Output the material below in full, exactly as it is.

:: EXERCISE DATA

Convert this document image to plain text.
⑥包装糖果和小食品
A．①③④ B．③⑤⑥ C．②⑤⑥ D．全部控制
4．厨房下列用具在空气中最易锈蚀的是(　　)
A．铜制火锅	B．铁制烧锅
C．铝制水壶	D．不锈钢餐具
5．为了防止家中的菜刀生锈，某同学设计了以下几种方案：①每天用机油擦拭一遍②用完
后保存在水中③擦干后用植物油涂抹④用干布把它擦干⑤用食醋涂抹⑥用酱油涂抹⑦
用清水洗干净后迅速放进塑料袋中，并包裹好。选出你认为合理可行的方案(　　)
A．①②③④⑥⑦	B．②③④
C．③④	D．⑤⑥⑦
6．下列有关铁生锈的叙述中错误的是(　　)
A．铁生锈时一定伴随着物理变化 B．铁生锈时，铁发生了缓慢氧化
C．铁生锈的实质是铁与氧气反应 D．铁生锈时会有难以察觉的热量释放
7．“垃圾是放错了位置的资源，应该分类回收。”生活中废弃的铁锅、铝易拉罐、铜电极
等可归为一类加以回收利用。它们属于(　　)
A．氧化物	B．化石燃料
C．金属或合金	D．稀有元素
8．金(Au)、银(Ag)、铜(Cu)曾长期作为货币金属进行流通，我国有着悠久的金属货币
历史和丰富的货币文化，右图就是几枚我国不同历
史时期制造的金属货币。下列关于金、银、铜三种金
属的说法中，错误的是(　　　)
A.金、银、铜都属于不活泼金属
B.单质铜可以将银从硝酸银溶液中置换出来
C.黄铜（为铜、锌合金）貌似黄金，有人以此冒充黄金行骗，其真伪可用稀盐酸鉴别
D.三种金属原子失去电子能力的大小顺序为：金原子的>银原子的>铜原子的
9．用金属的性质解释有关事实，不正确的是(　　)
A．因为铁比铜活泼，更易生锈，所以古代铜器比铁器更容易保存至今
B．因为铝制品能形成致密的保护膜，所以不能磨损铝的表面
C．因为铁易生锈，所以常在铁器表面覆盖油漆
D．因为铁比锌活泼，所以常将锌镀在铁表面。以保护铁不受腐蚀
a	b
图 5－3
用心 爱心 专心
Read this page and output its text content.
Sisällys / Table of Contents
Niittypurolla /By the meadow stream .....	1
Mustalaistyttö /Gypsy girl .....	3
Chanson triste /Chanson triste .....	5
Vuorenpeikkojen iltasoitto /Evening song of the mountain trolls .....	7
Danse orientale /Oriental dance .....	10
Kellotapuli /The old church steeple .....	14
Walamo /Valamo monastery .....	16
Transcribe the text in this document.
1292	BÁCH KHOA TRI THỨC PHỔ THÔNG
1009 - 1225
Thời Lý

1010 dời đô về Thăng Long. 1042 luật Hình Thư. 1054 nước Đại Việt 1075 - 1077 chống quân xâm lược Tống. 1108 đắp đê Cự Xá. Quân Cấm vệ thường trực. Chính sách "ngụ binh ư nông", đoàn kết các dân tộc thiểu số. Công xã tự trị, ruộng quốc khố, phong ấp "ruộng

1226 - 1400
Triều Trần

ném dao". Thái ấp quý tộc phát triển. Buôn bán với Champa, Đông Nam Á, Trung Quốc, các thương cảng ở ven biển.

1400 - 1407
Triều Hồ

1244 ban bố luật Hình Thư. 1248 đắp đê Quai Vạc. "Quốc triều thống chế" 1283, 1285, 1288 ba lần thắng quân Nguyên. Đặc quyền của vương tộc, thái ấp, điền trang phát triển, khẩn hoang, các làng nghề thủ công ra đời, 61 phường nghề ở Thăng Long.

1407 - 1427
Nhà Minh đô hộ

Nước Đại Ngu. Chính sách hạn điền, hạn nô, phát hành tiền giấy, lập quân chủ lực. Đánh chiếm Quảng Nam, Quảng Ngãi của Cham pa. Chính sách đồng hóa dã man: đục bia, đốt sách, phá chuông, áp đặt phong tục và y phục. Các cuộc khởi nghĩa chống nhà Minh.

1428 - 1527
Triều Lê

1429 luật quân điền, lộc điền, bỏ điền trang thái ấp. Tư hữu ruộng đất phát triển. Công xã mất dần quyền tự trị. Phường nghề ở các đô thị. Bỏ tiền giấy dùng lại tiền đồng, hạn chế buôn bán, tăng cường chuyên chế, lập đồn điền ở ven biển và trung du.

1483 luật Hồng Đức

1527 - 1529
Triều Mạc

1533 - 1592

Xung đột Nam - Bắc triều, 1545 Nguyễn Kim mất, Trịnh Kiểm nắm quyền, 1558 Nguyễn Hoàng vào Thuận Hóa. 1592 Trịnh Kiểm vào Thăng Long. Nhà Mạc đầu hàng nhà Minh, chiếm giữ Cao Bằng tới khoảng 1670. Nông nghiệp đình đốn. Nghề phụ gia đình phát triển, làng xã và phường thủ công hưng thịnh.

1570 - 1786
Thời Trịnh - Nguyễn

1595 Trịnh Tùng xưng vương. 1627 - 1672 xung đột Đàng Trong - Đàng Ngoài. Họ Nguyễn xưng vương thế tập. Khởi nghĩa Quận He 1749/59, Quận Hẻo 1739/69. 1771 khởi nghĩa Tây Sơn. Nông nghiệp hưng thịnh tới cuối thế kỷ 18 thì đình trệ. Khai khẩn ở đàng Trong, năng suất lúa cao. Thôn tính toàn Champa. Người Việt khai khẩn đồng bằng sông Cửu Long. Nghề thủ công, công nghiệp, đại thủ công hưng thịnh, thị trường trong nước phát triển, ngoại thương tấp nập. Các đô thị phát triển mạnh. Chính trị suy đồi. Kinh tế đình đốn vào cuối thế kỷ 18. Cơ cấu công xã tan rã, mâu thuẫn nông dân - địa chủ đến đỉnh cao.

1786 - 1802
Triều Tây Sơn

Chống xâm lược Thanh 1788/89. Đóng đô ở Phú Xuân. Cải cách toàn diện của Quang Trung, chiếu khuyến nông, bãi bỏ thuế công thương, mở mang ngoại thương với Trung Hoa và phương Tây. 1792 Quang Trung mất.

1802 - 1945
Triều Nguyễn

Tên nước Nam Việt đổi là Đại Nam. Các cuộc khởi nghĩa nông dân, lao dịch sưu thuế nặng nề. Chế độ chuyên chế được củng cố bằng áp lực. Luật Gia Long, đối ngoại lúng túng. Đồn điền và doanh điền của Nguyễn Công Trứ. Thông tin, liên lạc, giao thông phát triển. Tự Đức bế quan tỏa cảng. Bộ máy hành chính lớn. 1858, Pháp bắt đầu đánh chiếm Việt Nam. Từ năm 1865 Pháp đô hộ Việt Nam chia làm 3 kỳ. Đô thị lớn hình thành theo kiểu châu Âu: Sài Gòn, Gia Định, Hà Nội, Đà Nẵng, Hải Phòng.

::::

REPLY:
Convert this document image to plain text.
⑥包装糖果和小食品
A．①③④ B．③⑤⑥ C．②⑤⑥ D．全部控制
4．厨房下列用具在空气中最易锈蚀的是(　　)
A．铜制火锅	B．铁制烧锅
C．铝制水壶	D．不锈钢餐具
5．为了防止家中的菜刀生锈，某同学设计了以下几种方案：①每天用机油擦拭一遍②用完
后保存在水中③擦干后用植物油涂抹④用干布把它擦干⑤用食醋涂抹⑥用酱油涂抹⑦
用清水洗干净后迅速放进塑料袋中，并包裹好。选出你认为合理可行的方案(　　)
A．①②③④⑥⑦	B．②③④
C．③④	D．⑤⑥⑦
6．下列有关铁生锈的叙述中错误的是(　　)
A．铁生锈时一定伴随着物理变化 B．铁生锈时，铁发生了缓慢氧化
C．铁生锈的实质是铁与氧气反应 D．铁生锈时会有难以察觉的热量释放
7．“垃圾是放错了位置的资源，应该分类回收。”生活中废弃的铁锅、铝易拉罐、铜电极
等可归为一类加以回收利用。它们属于(　　)
A．氧化物	B．化石燃料
C．金属或合金	D．稀有元素
8．金(Au)、银(Ag)、铜(Cu)曾长期作为货币金属进行流通，我国有着悠久的金属货币
历史和丰富的货币文化，右图就是几枚我国不同历
史时期制造的金属货币。下列关于金、银、铜三种金
属的说法中，错误的是(　　　)
A.金、银、铜都属于不活泼金属
B.单质铜可以将银从硝酸银溶液中置换出来
C.黄铜（为铜、锌合金）貌似黄金，有人以此冒充黄金行骗，其真伪可用稀盐酸鉴别
D.三种金属原子失去电子能力的大小顺序为：金原子的>银原子的>铜原子的
9．用金属的性质解释有关事实，不正确的是(　　)
A．因为铁比铜活泼，更易生锈，所以古代铜器比铁器更容易保存至今
B．因为铝制品能形成致密的保护膜，所以不能磨损铝的表面
C．因为铁易生锈，所以常在铁器表面覆盖油漆
D．因为铁比锌活泼，所以常将锌镀在铁表面。以保护铁不受腐蚀
a	b
图 5－3
用心 爱心 专心
Read this page and output its text content.
Sisällys / Table of Contents
Niittypurolla /By the meadow stream .....	1
Mustalaistyttö /Gypsy girl .....	3
Chanson triste /Chanson triste .....	5
Vuorenpeikkojen iltasoitto /Evening song of the mountain trolls .....	7
Danse orientale /Oriental dance .....	10
Kellotapuli /The old church steeple .....	14
Walamo /Valamo monastery .....	16
Transcribe the text in this document.
1292	BÁCH KHOA TRI THỨC PHỔ THÔNG
1009 - 1225
Thời Lý

1010 dời đô về Thăng Long. 1042 luật Hình Thư. 1054 nước Đại Việt 1075 - 1077 chống quân xâm lược Tống. 1108 đắp đê Cự Xá. Quân Cấm vệ thường trực. Chính sách "ngụ binh ư nông", đoàn kết các dân tộc thiểu số. Công xã tự trị, ruộng quốc khố, phong ấp "ruộng

1226 - 1400
Triều Trần

ném dao". Thái ấp quý tộc phát triển. Buôn bán với Champa, Đông Nam Á, Trung Quốc, các thương cảng ở ven biển.

1400 - 1407
Triều Hồ

1244 ban bố luật Hình Thư. 1248 đắp đê Quai Vạc. "Quốc triều thống chế" 1283, 1285, 1288 ba lần thắng quân Nguyên. Đặc quyền của vương tộc, thái ấp, điền trang phát triển, khẩn hoang, các làng nghề thủ công ra đời, 61 phường nghề ở Thăng Long.

1407 - 1427
Nhà Minh đô hộ

Nước Đại Ngu. Chính sách hạn điền, hạn nô, phát hành tiền giấy, lập quân chủ lực. Đánh chiếm Quảng Nam, Quảng Ngãi của Cham pa. Chính sách đồng hóa dã man: đục bia, đốt sách, phá chuông, áp đặt phong tục và y phục. Các cuộc khởi nghĩa chống nhà Minh.

1428 - 1527
Triều Lê

1429 luật quân điền, lộc điền, bỏ điền trang thái ấp. Tư hữu ruộng đất phát triển. Công xã mất dần quyền tự trị. Phường nghề ở các đô thị. Bỏ tiền giấy dùng lại tiền đồng, hạn chế buôn bán, tăng cường chuyên chế, lập đồn điền ở ven biển và trung du.

1483 luật Hồng Đức

1527 - 1529
Triều Mạc

1533 - 1592

Xung đột Nam - Bắc triều, 1545 Nguyễn Kim mất, Trịnh Kiểm nắm quyền, 1558 Nguyễn Hoàng vào Thuận Hóa. 1592 Trịnh Kiểm vào Thăng Long. Nhà Mạc đầu hàng nhà Minh, chiếm giữ Cao Bằng tới khoảng 1670. Nông nghiệp đình đốn. Nghề phụ gia đình phát triển, làng xã và phường thủ công hưng thịnh.

1570 - 1786
Thời Trịnh - Nguyễn

1595 Trịnh Tùng xưng vương. 1627 - 1672 xung đột Đàng Trong - Đàng Ngoài. Họ Nguyễn xưng vương thế tập. Khởi nghĩa Quận He 1749/59, Quận Hẻo 1739/69. 1771 khởi nghĩa Tây Sơn. Nông nghiệp hưng thịnh tới cuối thế kỷ 18 thì đình trệ. Khai khẩn ở đàng Trong, năng suất lúa cao. Thôn tính toàn Champa. Người Việt khai khẩn đồng bằng sông Cửu Long. Nghề thủ công, công nghiệp, đại thủ công hưng thịnh, thị trường trong nước phát triển, ngoại thương tấp nập. Các đô thị phát triển mạnh. Chính trị suy đồi. Kinh tế đình đốn vào cuối thế kỷ 18. Cơ cấu công xã tan rã, mâu thuẫn nông dân - địa chủ đến đỉnh cao.

1786 - 1802
Triều Tây Sơn

Chống xâm lược Thanh 1788/89. Đóng đô ở Phú Xuân. Cải cách toàn diện của Quang Trung, chiếu khuyến nông, bãi bỏ thuế công thương, mở mang ngoại thương với Trung Hoa và phương Tây. 1792 Quang Trung mất.

1802 - 1945
Triều Nguyễn

Tên nước Nam Việt đổi là Đại Nam. Các cuộc khởi nghĩa nông dân, lao dịch sưu thuế nặng nề. Chế độ chuyên chế được củng cố bằng áp lực. Luật Gia Long, đối ngoại lúng túng. Đồn điền và doanh điền của Nguyễn Công Trứ. Thông tin, liên lạc, giao thông phát triển. Tự Đức bế quan tỏa cảng. Bộ máy hành chính lớn. 1858, Pháp bắt đầu đánh chiếm Việt Nam. Từ năm 1865 Pháp đô hộ Việt Nam chia làm 3 kỳ. Đô thị lớn hình thành theo kiểu châu Âu: Sài Gòn, Gia Định, Hà Nội, Đà Nẵng, Hải Phòng.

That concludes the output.